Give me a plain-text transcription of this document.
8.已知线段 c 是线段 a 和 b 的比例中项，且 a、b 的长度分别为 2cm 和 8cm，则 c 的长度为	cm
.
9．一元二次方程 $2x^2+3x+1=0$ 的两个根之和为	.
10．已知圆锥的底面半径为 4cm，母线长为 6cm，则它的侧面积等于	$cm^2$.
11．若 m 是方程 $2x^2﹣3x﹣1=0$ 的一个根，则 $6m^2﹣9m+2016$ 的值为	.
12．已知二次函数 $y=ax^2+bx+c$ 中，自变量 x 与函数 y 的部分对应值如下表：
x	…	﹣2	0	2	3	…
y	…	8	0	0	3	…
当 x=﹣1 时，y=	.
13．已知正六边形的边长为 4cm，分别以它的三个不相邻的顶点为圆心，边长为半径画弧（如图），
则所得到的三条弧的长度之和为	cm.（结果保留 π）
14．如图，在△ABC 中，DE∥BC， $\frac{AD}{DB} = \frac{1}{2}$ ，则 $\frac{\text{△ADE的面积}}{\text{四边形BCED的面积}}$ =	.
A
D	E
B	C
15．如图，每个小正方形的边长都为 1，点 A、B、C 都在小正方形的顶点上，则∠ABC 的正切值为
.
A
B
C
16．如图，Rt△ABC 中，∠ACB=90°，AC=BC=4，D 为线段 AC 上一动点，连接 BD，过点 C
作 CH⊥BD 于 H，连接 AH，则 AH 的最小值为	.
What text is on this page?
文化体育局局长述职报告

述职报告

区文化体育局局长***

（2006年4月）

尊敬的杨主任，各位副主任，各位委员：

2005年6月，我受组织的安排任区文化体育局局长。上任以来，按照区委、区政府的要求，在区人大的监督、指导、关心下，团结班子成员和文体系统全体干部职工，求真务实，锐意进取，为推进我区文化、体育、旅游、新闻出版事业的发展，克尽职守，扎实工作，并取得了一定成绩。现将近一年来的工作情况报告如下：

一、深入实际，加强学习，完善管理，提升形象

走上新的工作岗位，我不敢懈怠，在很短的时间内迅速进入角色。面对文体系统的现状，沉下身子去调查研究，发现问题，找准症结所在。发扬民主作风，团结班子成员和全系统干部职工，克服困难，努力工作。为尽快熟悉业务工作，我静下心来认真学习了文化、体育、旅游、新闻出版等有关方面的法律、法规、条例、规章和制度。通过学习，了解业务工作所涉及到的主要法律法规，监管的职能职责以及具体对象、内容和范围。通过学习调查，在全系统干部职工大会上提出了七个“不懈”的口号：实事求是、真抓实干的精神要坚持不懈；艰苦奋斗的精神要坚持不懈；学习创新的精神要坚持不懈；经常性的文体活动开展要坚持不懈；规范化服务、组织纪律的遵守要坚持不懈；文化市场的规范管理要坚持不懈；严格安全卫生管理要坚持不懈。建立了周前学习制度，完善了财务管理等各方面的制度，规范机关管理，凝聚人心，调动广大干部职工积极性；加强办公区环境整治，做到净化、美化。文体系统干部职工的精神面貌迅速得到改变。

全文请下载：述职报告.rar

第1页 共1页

Task statement =>
From the first line to the last, please quote the material above exactly.

Solved problem =>
Give me a plain-text transcription of this document.
8.已知线段 c 是线段 a 和 b 的比例中项，且 a、b 的长度分别为 2cm 和 8cm，则 c 的长度为	cm
.
9．一元二次方程 $2x^2+3x+1=0$ 的两个根之和为	.
10．已知圆锥的底面半径为 4cm，母线长为 6cm，则它的侧面积等于	$cm^2$.
11．若 m 是方程 $2x^2﹣3x﹣1=0$ 的一个根，则 $6m^2﹣9m+2016$ 的值为	.
12．已知二次函数 $y=ax^2+bx+c$ 中，自变量 x 与函数 y 的部分对应值如下表：
x	…	﹣2	0	2	3	…
y	…	8	0	0	3	…
当 x=﹣1 时，y=	.
13．已知正六边形的边长为 4cm，分别以它的三个不相邻的顶点为圆心，边长为半径画弧（如图），
则所得到的三条弧的长度之和为	cm.（结果保留 π）
14．如图，在△ABC 中，DE∥BC， $\frac{AD}{DB} = \frac{1}{2}$ ，则 $\frac{\text{△ADE的面积}}{\text{四边形BCED的面积}}$ =	.
A
D	E
B	C
15．如图，每个小正方形的边长都为 1，点 A、B、C 都在小正方形的顶点上，则∠ABC 的正切值为
.
A
B
C
16．如图，Rt△ABC 中，∠ACB=90°，AC=BC=4，D 为线段 AC 上一动点，连接 BD，过点 C
作 CH⊥BD 于 H，连接 AH，则 AH 的最小值为	.
What text is on this page?
文化体育局局长述职报告

述职报告

区文化体育局局长***

（2006年4月）

尊敬的杨主任，各位副主任，各位委员：

2005年6月，我受组织的安排任区文化体育局局长。上任以来，按照区委、区政府的要求，在区人大的监督、指导、关心下，团结班子成员和文体系统全体干部职工，求真务实，锐意进取，为推进我区文化、体育、旅游、新闻出版事业的发展，克尽职守，扎实工作，并取得了一定成绩。现将近一年来的工作情况报告如下：

一、深入实际，加强学习，完善管理，提升形象

走上新的工作岗位，我不敢懈怠，在很短的时间内迅速进入角色。面对文体系统的现状，沉下身子去调查研究，发现问题，找准症结所在。发扬民主作风，团结班子成员和全系统干部职工，克服困难，努力工作。为尽快熟悉业务工作，我静下心来认真学习了文化、体育、旅游、新闻出版等有关方面的法律、法规、条例、规章和制度。通过学习，了解业务工作所涉及到的主要法律法规，监管的职能职责以及具体对象、内容和范围。通过学习调查，在全系统干部职工大会上提出了七个“不懈”的口号：实事求是、真抓实干的精神要坚持不懈；艰苦奋斗的精神要坚持不懈；学习创新的精神要坚持不懈；经常性的文体活动开展要坚持不懈；规范化服务、组织纪律的遵守要坚持不懈；文化市场的规范管理要坚持不懈；严格安全卫生管理要坚持不懈。建立了周前学习制度，完善了财务管理等各方面的制度，规范机关管理，凝聚人心，调动广大干部职工积极性；加强办公区环境整治，做到净化、美化。文体系统干部职工的精神面貌迅速得到改变。

全文请下载：述职报告.rar

第1页 共1页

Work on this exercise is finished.